-- WRITTEN INSTRUCTION --
For the entries below, how many lines include the word "representation"? Give the figure and nothing more.

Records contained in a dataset
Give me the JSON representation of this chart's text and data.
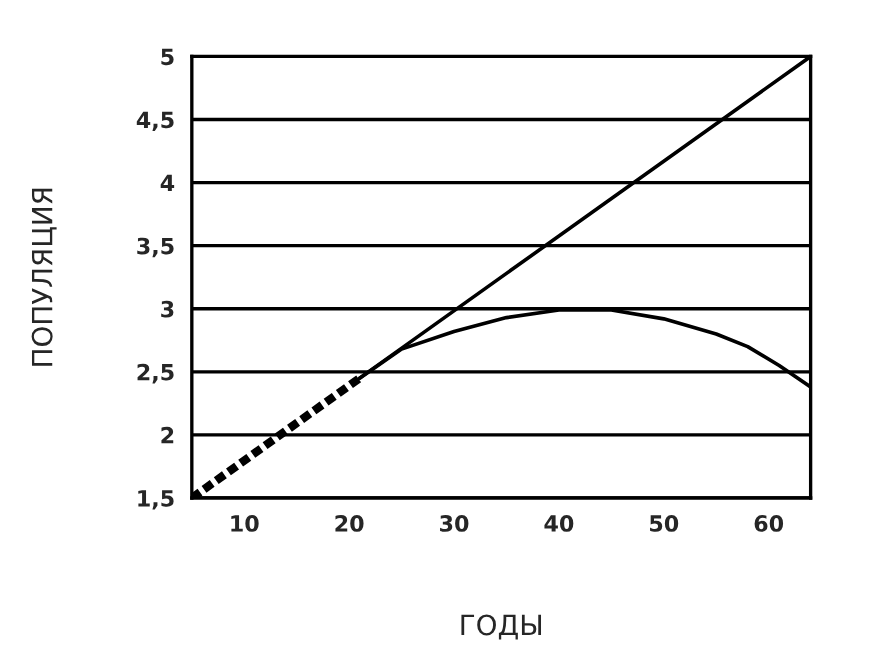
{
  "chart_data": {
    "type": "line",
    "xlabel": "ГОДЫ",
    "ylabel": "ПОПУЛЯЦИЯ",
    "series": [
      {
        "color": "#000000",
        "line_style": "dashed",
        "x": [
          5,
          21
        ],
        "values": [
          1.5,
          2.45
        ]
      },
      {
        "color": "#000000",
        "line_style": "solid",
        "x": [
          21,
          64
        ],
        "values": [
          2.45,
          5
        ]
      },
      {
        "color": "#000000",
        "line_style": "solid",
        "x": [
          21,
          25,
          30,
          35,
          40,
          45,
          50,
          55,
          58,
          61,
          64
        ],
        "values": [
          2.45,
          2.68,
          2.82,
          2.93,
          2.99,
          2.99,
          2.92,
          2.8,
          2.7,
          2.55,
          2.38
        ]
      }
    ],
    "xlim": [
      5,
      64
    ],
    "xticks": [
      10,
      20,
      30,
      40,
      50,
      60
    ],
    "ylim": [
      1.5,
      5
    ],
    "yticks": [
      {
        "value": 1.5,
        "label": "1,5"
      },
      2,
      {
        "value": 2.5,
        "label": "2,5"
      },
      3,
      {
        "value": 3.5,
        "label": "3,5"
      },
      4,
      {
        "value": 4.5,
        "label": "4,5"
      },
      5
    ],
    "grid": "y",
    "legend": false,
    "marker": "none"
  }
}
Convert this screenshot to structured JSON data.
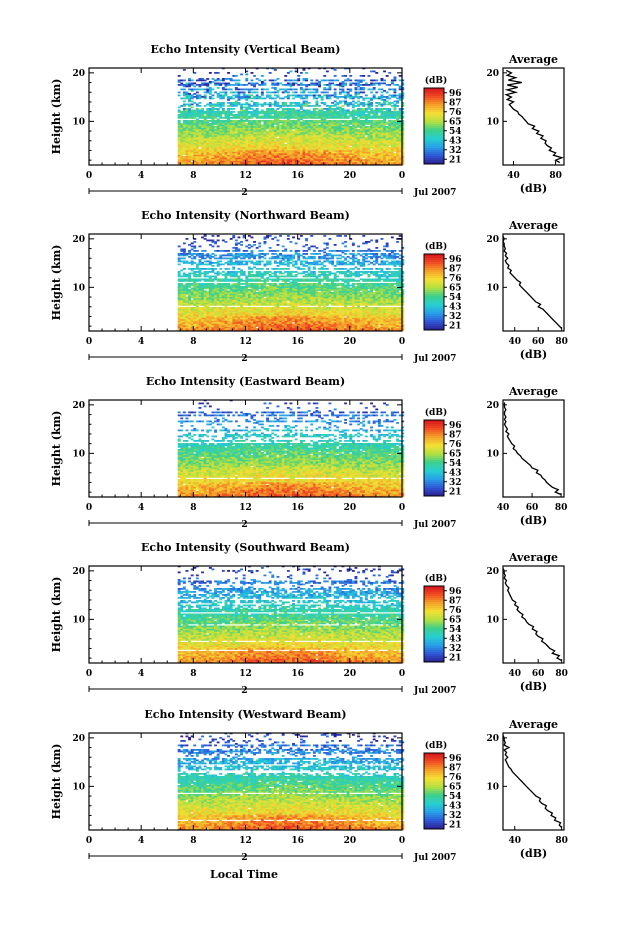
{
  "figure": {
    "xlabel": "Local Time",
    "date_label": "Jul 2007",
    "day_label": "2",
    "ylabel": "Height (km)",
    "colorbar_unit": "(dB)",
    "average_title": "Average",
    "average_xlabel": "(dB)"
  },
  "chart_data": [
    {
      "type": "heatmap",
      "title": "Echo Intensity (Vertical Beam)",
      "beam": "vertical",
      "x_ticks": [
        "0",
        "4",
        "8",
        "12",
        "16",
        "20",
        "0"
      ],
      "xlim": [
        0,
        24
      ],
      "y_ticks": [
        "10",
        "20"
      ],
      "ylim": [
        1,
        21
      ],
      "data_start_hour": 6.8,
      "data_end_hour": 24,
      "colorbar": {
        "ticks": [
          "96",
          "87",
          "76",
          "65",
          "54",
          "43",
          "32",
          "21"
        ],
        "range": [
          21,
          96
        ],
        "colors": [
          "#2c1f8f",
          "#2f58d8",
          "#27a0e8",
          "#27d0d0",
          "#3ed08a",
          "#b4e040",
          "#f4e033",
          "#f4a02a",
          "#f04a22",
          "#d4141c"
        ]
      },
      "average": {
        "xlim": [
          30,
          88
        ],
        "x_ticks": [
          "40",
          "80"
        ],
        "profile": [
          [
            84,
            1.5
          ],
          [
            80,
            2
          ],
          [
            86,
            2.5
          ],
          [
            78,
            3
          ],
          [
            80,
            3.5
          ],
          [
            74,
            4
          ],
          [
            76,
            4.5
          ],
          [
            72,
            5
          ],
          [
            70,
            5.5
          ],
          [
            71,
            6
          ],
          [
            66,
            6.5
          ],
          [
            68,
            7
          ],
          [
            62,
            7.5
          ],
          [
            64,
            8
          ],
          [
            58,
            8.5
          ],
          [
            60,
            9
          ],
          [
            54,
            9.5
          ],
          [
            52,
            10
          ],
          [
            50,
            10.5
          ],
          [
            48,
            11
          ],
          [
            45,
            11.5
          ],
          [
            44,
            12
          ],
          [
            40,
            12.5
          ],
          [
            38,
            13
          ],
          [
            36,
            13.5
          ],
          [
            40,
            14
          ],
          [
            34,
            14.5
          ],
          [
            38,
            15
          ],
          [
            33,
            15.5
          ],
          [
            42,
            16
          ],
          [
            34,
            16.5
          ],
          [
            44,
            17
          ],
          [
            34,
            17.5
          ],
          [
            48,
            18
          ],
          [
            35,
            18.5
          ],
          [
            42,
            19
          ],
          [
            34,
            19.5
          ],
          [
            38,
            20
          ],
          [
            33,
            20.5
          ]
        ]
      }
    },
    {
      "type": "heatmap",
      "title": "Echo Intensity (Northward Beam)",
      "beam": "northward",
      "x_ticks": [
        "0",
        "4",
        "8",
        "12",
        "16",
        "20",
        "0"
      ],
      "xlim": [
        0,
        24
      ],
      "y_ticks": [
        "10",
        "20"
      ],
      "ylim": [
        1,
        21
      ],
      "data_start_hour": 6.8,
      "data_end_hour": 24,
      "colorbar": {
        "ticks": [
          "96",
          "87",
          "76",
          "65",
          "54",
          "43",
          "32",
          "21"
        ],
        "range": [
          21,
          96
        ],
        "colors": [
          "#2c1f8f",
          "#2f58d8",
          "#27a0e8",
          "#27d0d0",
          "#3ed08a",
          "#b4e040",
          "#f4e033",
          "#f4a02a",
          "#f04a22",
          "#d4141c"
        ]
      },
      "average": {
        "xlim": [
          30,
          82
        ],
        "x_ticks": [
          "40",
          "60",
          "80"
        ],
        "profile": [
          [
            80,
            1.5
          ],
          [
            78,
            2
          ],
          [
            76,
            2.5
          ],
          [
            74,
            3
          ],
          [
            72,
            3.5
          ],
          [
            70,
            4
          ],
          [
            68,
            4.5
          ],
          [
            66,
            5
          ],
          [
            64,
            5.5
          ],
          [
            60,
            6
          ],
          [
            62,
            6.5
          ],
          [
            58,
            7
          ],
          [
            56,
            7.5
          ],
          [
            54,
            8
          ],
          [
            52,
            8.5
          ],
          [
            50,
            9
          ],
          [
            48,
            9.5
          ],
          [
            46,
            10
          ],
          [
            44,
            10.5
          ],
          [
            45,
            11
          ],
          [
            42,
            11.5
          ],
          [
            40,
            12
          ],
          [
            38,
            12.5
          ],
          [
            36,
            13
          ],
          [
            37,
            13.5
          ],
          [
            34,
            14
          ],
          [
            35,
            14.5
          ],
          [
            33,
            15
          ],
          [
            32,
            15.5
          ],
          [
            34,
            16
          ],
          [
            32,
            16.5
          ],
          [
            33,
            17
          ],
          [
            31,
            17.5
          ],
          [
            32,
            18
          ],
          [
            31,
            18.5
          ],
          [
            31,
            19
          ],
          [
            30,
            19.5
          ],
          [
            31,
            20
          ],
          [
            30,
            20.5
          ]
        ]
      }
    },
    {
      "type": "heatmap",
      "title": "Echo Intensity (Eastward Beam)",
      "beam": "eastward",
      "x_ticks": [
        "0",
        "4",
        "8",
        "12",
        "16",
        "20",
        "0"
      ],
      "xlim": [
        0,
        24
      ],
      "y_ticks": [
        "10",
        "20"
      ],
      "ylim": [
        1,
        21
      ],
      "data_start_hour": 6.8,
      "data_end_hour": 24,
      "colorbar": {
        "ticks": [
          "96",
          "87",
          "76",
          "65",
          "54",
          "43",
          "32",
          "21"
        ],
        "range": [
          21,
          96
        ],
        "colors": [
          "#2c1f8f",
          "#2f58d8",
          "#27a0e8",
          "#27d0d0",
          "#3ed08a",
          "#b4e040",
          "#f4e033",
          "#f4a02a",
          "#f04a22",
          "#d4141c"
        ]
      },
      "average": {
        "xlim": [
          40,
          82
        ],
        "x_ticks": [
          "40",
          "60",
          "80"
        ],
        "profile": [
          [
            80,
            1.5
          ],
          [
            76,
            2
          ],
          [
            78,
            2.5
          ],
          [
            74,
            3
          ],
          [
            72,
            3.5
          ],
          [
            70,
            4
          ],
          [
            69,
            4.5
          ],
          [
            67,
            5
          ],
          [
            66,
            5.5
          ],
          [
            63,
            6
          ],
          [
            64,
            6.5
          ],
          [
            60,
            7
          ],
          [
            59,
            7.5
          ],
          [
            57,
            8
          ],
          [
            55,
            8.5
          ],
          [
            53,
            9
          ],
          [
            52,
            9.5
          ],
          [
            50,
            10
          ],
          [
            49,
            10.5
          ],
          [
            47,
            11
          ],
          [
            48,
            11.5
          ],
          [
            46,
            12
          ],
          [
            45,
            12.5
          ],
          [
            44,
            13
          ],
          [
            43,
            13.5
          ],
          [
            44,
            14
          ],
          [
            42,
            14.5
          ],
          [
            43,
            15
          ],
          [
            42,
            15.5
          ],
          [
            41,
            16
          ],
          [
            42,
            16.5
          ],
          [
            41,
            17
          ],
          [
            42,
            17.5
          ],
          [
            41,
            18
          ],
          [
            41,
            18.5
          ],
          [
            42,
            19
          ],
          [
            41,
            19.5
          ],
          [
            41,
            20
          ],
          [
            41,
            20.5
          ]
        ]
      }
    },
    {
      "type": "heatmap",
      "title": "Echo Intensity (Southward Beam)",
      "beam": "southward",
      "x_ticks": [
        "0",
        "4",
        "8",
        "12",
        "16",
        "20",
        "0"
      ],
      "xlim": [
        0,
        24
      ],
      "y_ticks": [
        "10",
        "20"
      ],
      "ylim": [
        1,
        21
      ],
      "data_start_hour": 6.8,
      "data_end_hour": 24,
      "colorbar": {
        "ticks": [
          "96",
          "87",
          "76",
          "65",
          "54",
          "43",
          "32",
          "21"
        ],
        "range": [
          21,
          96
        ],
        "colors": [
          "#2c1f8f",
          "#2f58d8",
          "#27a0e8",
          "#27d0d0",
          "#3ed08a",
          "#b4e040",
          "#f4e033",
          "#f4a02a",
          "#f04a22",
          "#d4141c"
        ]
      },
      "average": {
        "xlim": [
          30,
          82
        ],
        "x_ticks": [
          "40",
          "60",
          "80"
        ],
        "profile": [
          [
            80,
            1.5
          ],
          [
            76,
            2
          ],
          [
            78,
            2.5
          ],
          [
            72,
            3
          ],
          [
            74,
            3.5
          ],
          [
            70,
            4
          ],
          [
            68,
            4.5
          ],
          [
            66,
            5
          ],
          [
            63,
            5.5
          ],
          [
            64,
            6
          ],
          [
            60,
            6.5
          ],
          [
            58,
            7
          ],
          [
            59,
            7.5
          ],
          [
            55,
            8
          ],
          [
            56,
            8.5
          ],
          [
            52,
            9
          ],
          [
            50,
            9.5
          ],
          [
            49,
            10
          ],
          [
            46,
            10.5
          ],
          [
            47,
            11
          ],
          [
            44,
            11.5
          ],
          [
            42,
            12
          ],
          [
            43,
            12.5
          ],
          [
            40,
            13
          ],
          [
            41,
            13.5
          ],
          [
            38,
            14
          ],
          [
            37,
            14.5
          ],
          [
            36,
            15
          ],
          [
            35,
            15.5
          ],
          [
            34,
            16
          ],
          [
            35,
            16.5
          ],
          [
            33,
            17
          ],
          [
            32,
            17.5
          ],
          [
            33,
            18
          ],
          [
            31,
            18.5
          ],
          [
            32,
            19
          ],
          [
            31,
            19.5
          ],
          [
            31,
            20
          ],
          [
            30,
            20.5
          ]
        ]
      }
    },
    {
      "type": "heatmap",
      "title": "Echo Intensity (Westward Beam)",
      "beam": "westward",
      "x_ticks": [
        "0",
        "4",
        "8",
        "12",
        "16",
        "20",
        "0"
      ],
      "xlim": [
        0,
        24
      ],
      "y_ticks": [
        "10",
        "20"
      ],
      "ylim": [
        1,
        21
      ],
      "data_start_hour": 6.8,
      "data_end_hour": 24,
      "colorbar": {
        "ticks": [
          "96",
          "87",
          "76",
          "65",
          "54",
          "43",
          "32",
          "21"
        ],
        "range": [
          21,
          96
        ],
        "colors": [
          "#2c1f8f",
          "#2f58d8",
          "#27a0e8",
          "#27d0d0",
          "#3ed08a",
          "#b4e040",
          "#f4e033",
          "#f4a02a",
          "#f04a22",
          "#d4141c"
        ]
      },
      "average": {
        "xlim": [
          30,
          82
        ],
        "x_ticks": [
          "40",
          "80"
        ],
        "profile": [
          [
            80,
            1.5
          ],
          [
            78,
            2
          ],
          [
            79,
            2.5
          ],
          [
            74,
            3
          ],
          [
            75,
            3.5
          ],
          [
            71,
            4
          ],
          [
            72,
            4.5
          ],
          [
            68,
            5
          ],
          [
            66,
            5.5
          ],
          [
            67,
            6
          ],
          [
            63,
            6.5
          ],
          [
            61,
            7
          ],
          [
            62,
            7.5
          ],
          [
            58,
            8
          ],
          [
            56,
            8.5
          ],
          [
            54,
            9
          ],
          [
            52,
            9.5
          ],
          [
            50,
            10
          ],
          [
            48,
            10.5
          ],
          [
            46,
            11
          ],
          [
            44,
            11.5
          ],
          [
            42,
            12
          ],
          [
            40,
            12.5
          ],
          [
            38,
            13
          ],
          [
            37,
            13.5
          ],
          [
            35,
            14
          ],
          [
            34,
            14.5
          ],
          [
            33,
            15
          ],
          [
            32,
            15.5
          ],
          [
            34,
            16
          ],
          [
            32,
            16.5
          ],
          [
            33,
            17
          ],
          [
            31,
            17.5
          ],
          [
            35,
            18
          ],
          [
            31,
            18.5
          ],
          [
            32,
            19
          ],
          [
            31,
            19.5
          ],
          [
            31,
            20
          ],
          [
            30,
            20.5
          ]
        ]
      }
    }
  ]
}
==
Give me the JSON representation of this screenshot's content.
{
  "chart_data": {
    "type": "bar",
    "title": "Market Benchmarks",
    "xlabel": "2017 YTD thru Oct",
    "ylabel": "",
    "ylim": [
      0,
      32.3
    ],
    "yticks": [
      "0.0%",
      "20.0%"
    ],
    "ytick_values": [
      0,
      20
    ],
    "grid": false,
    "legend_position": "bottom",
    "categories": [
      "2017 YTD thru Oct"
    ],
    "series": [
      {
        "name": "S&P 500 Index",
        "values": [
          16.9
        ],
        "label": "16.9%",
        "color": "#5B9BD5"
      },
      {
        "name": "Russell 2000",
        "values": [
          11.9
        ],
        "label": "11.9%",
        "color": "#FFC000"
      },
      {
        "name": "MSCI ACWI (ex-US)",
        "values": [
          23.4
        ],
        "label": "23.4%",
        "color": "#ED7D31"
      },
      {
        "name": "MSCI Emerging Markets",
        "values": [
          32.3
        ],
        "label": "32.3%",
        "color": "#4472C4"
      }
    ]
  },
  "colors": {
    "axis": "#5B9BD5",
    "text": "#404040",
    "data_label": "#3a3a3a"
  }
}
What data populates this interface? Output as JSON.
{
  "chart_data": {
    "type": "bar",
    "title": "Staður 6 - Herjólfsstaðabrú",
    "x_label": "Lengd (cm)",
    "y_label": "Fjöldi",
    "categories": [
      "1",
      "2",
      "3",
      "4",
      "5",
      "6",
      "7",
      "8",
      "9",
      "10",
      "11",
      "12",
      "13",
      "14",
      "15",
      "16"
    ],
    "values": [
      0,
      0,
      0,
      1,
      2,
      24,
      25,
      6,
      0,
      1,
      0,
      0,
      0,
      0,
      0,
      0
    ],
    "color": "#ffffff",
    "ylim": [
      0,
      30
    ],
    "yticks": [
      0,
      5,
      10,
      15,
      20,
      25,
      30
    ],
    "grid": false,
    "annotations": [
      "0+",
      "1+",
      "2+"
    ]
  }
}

-- SOLVED PROBLEM --
2